Revise the data below by replacing every occurrence of "price-line" with "trend-line", keeping everything else the same. Omit the pictures from your answer.
>> begin Records provided
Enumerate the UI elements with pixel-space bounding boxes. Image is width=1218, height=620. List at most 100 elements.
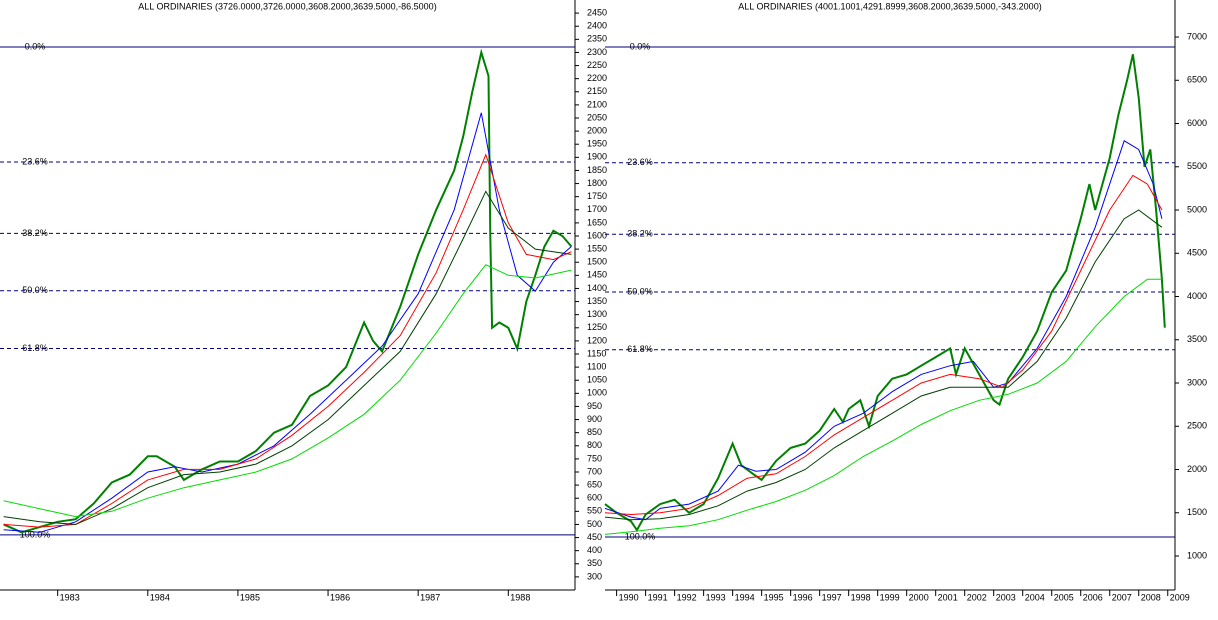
x-tick-label: 1984 (150, 592, 170, 602)
y-tick-label: 1850 (587, 165, 607, 175)
y-tick-label: 5000 (1187, 204, 1207, 214)
y-tick-label: 650 (587, 479, 602, 489)
x-tick-label: 1994 (735, 592, 755, 602)
x-tick-label: 2003 (996, 592, 1016, 602)
y-tick-label: 750 (587, 453, 602, 463)
fib-label: 61.8% (627, 344, 653, 354)
x-tick-label: 2008 (1141, 592, 1161, 602)
price-line (3, 112, 572, 533)
y-tick-label: 1650 (587, 217, 607, 227)
x-tick-label: 1991 (648, 592, 668, 602)
y-tick-label: 1700 (587, 204, 607, 214)
y-tick-label: 3500 (1187, 334, 1207, 344)
x-tick-label: 1987 (420, 592, 440, 602)
y-tick-label: 700 (587, 466, 602, 476)
y-tick-label: 1200 (587, 335, 607, 345)
y-tick-label: 850 (587, 427, 602, 437)
y-tick-label: 550 (587, 506, 602, 516)
y-tick-label: 1400 (587, 283, 607, 293)
y-tick-label: 500 (587, 519, 602, 529)
y-tick-label: 1550 (587, 243, 607, 253)
y-tick-label: 900 (587, 414, 602, 424)
fib-label: 38.2% (22, 228, 48, 238)
x-tick-label: 1983 (60, 592, 80, 602)
y-tick-label: 3000 (1187, 377, 1207, 387)
y-tick-label: 4500 (1187, 248, 1207, 258)
price-line (3, 153, 572, 528)
y-tick-label: 2450 (587, 7, 607, 17)
x-tick-label: 1988 (510, 592, 530, 602)
x-tick-label: 2006 (1083, 592, 1103, 602)
y-tick-label: 1600 (587, 230, 607, 240)
y-tick-label: 4000 (1187, 291, 1207, 301)
y-tick-label: 2250 (587, 60, 607, 70)
y-tick-label: 1050 (587, 375, 607, 385)
x-tick-label: 2007 (1112, 592, 1132, 602)
price-line (604, 278, 1162, 535)
fib-label: 38.2% (627, 229, 653, 239)
price-line (604, 209, 1163, 521)
price-line (3, 48, 573, 534)
y-tick-label: 2500 (1187, 421, 1207, 431)
x-tick-label: 1986 (330, 592, 350, 602)
fib-label: 50.0% (22, 285, 48, 295)
y-tick-label: 7000 (1187, 31, 1207, 41)
y-tick-label: 2000 (1187, 464, 1207, 474)
y-tick-label: 400 (587, 545, 602, 555)
y-tick-label: 950 (587, 401, 602, 411)
y-tick-label: 1000 (1187, 550, 1207, 560)
fib-label: 0.0% (630, 41, 651, 51)
x-tick-label: 1995 (764, 592, 784, 602)
y-tick-label: 450 (587, 532, 602, 542)
fib-label: 100.0% (20, 529, 51, 539)
y-tick-label: 5500 (1187, 161, 1207, 171)
y-tick-label: 1900 (587, 152, 607, 162)
x-tick-label: 1985 (240, 592, 260, 602)
x-tick-label: 1990 (619, 592, 639, 602)
y-tick-label: 1500 (1187, 507, 1207, 517)
y-tick-label: 1300 (587, 309, 607, 319)
price-line (604, 174, 1163, 516)
y-tick-label: 2150 (587, 86, 607, 96)
y-tick-label: 2000 (587, 125, 607, 135)
x-tick-label: 2000 (909, 592, 929, 602)
y-tick-label: 2400 (587, 21, 607, 31)
chart-title: ALL ORDINARIES (4001.1001,4291.8999,3608… (738, 1, 1041, 11)
x-tick-label: 2005 (1054, 592, 1074, 602)
x-tick-label: 1992 (677, 592, 697, 602)
chart-title: ALL ORDINARIES (3726.0000,3726.0000,3608… (138, 1, 436, 11)
y-tick-label: 6500 (1187, 75, 1207, 85)
y-tick-label: 800 (587, 440, 602, 450)
x-tick-label: 2001 (938, 592, 958, 602)
y-tick-label: 300 (587, 571, 602, 581)
y-tick-label: 2050 (587, 112, 607, 122)
x-tick-label: 2002 (967, 592, 987, 602)
fib-label: 61.8% (22, 343, 48, 353)
price-line (3, 190, 572, 525)
y-tick-label: 1450 (587, 270, 607, 280)
fib-label: 0.0% (25, 41, 46, 51)
fib-label: 50.0% (627, 286, 653, 296)
y-tick-label: 1800 (587, 178, 607, 188)
y-tick-label: 2200 (587, 73, 607, 83)
y-tick-label: 1250 (587, 322, 607, 332)
x-tick-label: 1998 (851, 592, 871, 602)
x-tick-label: 1997 (822, 592, 842, 602)
y-tick-label: 6000 (1187, 118, 1207, 128)
price-line (604, 140, 1163, 521)
y-tick-label: 1100 (587, 361, 606, 371)
y-tick-label: 350 (587, 558, 602, 568)
y-tick-label: 1000 (587, 388, 607, 398)
y-tick-label: 1750 (587, 191, 607, 201)
fib-label: 23.6% (627, 157, 653, 167)
y-tick-label: 1350 (587, 296, 607, 306)
price-line (3, 264, 572, 518)
y-tick-label: 1950 (587, 139, 607, 149)
x-tick-label: 2004 (1025, 592, 1045, 602)
y-tick-label: 2300 (587, 47, 607, 57)
x-tick-label: 1996 (793, 592, 813, 602)
y-tick-label: 2350 (587, 34, 607, 44)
>> end Records provided
# [Exercise output]
Enumerate the UI elements with pixel-space bounding boxes. Image is width=1218, height=620. List at most 100 elements.
x-tick-label: 1984 (150, 592, 170, 602)
y-tick-label: 1850 (587, 165, 607, 175)
y-tick-label: 5000 (1187, 204, 1207, 214)
y-tick-label: 650 (587, 479, 602, 489)
x-tick-label: 1994 (735, 592, 755, 602)
x-tick-label: 2003 (996, 592, 1016, 602)
y-tick-label: 750 (587, 453, 602, 463)
fib-label: 61.8% (627, 344, 653, 354)
x-tick-label: 2008 (1141, 592, 1161, 602)
trend-line (3, 112, 572, 533)
y-tick-label: 1650 (587, 217, 607, 227)
x-tick-label: 1991 (648, 592, 668, 602)
y-tick-label: 1700 (587, 204, 607, 214)
y-tick-label: 3500 (1187, 334, 1207, 344)
x-tick-label: 1987 (420, 592, 440, 602)
y-tick-label: 700 (587, 466, 602, 476)
y-tick-label: 1200 (587, 335, 607, 345)
y-tick-label: 850 (587, 427, 602, 437)
y-tick-label: 550 (587, 506, 602, 516)
y-tick-label: 1400 (587, 283, 607, 293)
y-tick-label: 500 (587, 519, 602, 529)
y-tick-label: 1550 (587, 243, 607, 253)
y-tick-label: 900 (587, 414, 602, 424)
fib-label: 38.2% (22, 228, 48, 238)
x-tick-label: 1983 (60, 592, 80, 602)
y-tick-label: 3000 (1187, 377, 1207, 387)
y-tick-label: 4500 (1187, 248, 1207, 258)
trend-line (3, 153, 572, 528)
y-tick-label: 2450 (587, 7, 607, 17)
x-tick-label: 1988 (510, 592, 530, 602)
x-tick-label: 2006 (1083, 592, 1103, 602)
y-tick-label: 1600 (587, 230, 607, 240)
y-tick-label: 4000 (1187, 291, 1207, 301)
y-tick-label: 2250 (587, 60, 607, 70)
y-tick-label: 1050 (587, 375, 607, 385)
x-tick-label: 2007 (1112, 592, 1132, 602)
trend-line (604, 278, 1162, 535)
fib-label: 38.2% (627, 229, 653, 239)
trend-line (604, 209, 1163, 521)
trend-line (3, 48, 573, 534)
y-tick-label: 2500 (1187, 421, 1207, 431)
x-tick-label: 1986 (330, 592, 350, 602)
fib-label: 50.0% (22, 285, 48, 295)
y-tick-label: 7000 (1187, 31, 1207, 41)
y-tick-label: 2000 (1187, 464, 1207, 474)
y-tick-label: 400 (587, 545, 602, 555)
y-tick-label: 950 (587, 401, 602, 411)
y-tick-label: 1000 (1187, 550, 1207, 560)
fib-label: 0.0% (630, 41, 651, 51)
x-tick-label: 1995 (764, 592, 784, 602)
y-tick-label: 450 (587, 532, 602, 542)
fib-label: 100.0% (20, 529, 51, 539)
y-tick-label: 5500 (1187, 161, 1207, 171)
y-tick-label: 1900 (587, 152, 607, 162)
x-tick-label: 1985 (240, 592, 260, 602)
x-tick-label: 1990 (619, 592, 639, 602)
y-tick-label: 1500 (1187, 507, 1207, 517)
y-tick-label: 1300 (587, 309, 607, 319)
trend-line (604, 174, 1163, 516)
y-tick-label: 2150 (587, 86, 607, 96)
y-tick-label: 2000 (587, 125, 607, 135)
x-tick-label: 2000 (909, 592, 929, 602)
y-tick-label: 2400 (587, 21, 607, 31)
chart-title: ALL ORDINARIES (4001.1001,4291.8999,3608… (738, 1, 1041, 11)
x-tick-label: 2005 (1054, 592, 1074, 602)
x-tick-label: 1992 (677, 592, 697, 602)
chart-title: ALL ORDINARIES (3726.0000,3726.0000,3608… (138, 1, 436, 11)
y-tick-label: 6500 (1187, 75, 1207, 85)
y-tick-label: 800 (587, 440, 602, 450)
x-tick-label: 2001 (938, 592, 958, 602)
y-tick-label: 300 (587, 571, 602, 581)
y-tick-label: 2050 (587, 112, 607, 122)
x-tick-label: 2002 (967, 592, 987, 602)
fib-label: 61.8% (22, 343, 48, 353)
trend-line (3, 190, 572, 525)
y-tick-label: 1450 (587, 270, 607, 280)
fib-label: 0.0% (25, 41, 46, 51)
fib-label: 50.0% (627, 286, 653, 296)
y-tick-label: 1800 (587, 178, 607, 188)
y-tick-label: 2200 (587, 73, 607, 83)
y-tick-label: 1250 (587, 322, 607, 332)
x-tick-label: 1998 (851, 592, 871, 602)
x-tick-label: 1997 (822, 592, 842, 602)
y-tick-label: 6000 (1187, 118, 1207, 128)
trend-line (604, 140, 1163, 521)
y-tick-label: 1100 (587, 361, 606, 371)
y-tick-label: 350 (587, 558, 602, 568)
y-tick-label: 1000 (587, 388, 607, 398)
y-tick-label: 1750 (587, 191, 607, 201)
fib-label: 23.6% (627, 157, 653, 167)
y-tick-label: 1350 (587, 296, 607, 306)
trend-line (3, 264, 572, 518)
y-tick-label: 1950 (587, 139, 607, 149)
x-tick-label: 2004 (1025, 592, 1045, 602)
y-tick-label: 2300 (587, 47, 607, 57)
x-tick-label: 1996 (793, 592, 813, 602)
y-tick-label: 2350 (587, 34, 607, 44)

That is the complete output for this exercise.